Copy every line with the string "reductions" in it.

(Raw records)
★ ★ ★ ★ ★ ★ ★

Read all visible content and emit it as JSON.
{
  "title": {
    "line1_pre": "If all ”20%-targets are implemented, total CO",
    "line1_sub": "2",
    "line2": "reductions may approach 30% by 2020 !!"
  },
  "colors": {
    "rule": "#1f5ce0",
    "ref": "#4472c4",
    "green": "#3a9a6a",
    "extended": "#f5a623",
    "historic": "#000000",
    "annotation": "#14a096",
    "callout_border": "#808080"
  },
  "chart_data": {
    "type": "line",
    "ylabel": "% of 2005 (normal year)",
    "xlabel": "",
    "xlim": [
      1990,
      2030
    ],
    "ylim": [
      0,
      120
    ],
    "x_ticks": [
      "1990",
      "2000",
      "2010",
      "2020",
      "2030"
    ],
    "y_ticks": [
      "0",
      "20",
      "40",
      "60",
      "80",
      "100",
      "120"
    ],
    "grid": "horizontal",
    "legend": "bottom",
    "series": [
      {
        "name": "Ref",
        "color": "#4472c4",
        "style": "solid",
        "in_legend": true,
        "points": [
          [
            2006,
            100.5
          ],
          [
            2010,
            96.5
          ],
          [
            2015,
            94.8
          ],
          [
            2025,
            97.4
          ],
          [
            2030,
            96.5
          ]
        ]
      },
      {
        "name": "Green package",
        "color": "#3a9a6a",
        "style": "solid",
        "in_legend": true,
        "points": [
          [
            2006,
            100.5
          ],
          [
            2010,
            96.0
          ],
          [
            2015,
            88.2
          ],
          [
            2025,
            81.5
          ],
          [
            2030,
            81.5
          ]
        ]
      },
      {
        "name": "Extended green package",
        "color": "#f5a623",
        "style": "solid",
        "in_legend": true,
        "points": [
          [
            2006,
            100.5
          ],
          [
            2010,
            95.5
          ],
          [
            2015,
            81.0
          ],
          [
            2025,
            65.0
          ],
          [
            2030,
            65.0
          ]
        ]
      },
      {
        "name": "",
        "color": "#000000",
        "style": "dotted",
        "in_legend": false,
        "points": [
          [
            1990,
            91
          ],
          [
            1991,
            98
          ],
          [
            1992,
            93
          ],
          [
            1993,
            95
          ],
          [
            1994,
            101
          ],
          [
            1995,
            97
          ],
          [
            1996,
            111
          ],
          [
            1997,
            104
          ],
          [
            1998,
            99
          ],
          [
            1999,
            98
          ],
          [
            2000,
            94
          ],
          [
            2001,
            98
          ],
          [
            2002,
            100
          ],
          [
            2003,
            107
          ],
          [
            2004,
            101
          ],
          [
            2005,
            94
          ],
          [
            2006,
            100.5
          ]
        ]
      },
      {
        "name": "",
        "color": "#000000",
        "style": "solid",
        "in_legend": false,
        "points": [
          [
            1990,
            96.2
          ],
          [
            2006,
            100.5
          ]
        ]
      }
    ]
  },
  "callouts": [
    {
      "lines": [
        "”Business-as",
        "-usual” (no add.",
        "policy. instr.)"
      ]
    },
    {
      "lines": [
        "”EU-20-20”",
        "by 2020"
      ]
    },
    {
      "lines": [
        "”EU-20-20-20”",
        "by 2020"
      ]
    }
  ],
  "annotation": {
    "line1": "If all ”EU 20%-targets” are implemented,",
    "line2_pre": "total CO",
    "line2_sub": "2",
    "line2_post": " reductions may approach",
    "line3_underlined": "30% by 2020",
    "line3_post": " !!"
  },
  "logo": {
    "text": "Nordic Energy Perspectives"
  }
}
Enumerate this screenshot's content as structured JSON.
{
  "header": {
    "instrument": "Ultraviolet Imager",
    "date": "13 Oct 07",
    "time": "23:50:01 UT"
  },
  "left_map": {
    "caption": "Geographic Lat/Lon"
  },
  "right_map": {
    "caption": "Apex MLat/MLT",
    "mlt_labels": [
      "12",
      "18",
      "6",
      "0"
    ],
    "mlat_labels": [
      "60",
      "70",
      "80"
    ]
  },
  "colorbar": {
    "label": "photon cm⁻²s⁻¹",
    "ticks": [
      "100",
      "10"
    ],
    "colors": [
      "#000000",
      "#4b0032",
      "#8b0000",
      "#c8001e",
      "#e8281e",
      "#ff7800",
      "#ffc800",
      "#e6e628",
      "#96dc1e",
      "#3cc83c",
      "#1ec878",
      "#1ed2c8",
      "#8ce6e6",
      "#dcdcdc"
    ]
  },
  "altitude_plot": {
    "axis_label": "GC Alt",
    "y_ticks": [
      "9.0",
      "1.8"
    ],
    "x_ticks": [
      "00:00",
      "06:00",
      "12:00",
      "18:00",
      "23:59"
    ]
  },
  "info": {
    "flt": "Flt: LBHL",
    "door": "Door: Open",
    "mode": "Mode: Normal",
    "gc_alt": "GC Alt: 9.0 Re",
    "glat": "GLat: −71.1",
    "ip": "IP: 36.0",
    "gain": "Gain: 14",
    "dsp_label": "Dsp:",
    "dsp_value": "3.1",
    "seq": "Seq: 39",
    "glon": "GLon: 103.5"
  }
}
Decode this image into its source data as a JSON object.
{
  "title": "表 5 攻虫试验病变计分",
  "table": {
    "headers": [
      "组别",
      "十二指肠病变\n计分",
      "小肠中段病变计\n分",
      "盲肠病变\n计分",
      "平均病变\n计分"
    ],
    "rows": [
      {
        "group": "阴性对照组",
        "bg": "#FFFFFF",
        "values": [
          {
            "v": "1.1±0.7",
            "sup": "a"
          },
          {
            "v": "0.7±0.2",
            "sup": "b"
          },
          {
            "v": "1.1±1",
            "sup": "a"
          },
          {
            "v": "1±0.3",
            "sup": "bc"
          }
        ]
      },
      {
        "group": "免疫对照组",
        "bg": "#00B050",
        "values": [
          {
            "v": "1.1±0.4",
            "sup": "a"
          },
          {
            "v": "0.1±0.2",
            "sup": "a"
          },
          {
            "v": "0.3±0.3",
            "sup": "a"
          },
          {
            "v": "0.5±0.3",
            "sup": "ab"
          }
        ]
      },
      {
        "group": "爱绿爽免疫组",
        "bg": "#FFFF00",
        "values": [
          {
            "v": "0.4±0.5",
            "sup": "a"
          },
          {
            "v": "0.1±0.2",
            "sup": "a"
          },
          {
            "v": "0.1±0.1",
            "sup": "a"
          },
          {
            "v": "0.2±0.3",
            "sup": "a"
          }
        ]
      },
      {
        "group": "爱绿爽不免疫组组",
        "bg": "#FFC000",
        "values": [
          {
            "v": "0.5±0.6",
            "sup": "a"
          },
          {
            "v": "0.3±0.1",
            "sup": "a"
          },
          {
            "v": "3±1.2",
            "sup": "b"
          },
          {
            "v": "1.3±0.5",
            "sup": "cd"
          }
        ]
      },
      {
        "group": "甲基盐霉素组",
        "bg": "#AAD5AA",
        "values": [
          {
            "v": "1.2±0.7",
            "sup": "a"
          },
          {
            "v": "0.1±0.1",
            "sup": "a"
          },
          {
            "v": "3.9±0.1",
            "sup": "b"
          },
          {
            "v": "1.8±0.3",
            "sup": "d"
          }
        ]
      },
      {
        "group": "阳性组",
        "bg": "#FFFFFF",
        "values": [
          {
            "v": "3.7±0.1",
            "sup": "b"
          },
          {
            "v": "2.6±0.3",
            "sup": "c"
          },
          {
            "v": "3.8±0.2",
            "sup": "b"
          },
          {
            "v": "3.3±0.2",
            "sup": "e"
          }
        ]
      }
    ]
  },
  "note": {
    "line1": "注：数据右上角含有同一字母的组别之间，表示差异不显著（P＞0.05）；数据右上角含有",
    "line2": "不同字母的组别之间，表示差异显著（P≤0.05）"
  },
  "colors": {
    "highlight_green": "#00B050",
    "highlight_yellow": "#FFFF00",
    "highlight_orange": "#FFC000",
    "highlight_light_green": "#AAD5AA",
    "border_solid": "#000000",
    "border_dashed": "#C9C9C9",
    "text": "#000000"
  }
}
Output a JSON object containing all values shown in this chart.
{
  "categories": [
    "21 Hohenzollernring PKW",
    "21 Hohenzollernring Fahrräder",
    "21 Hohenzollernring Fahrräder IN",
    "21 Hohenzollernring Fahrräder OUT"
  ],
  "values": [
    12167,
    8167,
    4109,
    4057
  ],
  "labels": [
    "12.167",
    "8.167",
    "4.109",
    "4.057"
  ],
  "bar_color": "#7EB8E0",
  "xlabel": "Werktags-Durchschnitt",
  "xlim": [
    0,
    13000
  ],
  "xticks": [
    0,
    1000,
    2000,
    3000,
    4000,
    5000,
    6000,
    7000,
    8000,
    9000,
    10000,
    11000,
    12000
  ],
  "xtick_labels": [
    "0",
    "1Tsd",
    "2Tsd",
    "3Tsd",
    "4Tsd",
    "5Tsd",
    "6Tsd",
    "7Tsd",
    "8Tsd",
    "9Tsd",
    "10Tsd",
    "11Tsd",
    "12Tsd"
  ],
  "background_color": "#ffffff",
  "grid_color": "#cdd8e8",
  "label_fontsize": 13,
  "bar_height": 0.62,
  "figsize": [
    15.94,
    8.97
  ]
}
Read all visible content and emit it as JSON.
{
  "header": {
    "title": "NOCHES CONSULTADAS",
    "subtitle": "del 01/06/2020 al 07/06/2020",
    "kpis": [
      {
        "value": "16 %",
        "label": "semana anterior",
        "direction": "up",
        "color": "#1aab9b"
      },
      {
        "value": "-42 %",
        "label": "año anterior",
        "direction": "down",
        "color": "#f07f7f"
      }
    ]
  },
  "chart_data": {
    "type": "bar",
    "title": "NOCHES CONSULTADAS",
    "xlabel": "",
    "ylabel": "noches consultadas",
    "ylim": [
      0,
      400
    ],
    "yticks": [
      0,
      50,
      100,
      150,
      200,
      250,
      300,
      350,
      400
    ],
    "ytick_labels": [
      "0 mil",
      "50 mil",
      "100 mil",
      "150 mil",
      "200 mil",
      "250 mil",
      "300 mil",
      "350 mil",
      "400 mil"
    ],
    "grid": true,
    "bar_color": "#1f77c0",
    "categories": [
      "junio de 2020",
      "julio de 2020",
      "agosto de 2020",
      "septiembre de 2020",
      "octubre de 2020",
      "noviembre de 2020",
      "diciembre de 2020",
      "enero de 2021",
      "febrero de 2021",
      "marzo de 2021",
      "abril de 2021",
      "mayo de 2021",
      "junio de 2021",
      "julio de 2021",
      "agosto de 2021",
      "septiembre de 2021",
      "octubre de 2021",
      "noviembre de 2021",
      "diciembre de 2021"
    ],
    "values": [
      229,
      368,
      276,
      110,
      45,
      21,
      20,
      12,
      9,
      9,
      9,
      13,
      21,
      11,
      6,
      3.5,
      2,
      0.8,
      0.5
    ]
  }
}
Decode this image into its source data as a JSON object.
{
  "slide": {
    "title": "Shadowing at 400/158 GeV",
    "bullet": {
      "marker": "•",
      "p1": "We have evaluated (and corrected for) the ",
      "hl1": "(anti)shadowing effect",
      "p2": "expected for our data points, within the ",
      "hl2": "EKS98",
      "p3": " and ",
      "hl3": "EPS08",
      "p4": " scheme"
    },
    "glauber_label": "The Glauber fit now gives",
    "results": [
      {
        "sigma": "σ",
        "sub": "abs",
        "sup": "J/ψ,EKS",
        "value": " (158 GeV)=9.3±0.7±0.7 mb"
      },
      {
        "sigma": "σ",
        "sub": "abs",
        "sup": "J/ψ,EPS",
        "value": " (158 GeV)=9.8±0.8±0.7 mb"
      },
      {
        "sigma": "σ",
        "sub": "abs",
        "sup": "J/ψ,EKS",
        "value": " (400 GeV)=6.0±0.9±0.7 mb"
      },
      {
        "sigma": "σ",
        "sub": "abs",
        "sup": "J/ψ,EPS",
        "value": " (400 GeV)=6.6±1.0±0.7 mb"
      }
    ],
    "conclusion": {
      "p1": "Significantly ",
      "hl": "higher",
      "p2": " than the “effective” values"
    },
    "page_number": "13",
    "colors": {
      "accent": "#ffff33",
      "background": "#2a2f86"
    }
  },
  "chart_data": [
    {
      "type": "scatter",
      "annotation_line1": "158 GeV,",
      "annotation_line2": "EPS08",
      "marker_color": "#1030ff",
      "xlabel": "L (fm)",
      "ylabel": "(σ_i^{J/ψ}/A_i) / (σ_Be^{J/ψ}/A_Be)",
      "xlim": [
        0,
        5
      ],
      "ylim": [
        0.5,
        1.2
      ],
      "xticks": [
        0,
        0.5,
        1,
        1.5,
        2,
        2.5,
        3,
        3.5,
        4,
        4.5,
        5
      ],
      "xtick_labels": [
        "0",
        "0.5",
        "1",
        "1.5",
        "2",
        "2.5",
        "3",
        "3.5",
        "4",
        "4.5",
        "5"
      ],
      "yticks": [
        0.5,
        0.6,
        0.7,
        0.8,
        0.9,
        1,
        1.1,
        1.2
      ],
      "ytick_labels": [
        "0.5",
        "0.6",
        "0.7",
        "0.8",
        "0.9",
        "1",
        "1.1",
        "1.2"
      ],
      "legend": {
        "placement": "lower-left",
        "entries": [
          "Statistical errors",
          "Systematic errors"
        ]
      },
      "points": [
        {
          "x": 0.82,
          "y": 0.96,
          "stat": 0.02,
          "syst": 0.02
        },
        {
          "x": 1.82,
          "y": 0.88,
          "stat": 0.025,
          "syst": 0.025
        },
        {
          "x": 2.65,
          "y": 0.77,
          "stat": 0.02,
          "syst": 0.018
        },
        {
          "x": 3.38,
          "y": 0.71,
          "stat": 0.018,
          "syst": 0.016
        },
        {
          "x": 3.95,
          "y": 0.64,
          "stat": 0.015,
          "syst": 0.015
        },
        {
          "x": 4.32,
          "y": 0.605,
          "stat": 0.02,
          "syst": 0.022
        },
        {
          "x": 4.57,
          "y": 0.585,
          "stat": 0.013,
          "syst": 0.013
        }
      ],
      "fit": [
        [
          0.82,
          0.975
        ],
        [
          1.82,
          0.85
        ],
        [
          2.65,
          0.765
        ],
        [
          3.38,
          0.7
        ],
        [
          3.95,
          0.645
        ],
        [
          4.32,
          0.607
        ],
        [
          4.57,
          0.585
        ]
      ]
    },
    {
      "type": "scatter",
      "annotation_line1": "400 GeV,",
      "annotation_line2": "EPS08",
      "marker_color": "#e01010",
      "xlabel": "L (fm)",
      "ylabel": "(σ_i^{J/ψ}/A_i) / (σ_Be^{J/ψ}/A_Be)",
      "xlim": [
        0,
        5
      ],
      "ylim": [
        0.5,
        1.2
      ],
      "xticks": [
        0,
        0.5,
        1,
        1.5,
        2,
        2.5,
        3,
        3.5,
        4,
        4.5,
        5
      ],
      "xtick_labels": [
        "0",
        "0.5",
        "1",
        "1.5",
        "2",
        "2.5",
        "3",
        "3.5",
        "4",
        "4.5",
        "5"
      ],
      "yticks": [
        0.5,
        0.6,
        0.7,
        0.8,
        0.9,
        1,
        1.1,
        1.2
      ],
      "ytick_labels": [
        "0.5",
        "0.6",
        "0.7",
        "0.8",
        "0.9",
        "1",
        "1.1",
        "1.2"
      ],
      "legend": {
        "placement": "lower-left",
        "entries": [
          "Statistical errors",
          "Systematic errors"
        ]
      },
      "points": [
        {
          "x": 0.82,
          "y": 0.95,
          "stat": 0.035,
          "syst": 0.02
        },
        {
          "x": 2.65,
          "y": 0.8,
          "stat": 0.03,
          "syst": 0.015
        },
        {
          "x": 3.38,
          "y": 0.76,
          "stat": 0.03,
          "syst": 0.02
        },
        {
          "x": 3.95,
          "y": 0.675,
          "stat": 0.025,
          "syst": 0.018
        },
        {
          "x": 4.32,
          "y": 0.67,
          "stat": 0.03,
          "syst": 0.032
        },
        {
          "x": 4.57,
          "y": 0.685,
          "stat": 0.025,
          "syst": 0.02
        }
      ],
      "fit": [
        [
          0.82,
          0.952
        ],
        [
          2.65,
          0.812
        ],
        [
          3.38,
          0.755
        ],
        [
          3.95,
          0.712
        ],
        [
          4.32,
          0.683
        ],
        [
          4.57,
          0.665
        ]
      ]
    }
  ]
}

★ ★ ★ ★ ★ ★ ★

- _WRITTEN REPLY_
    "line2": "reductions may approach 30% by 2020 !!"
    "line2_post": " reductions may approach",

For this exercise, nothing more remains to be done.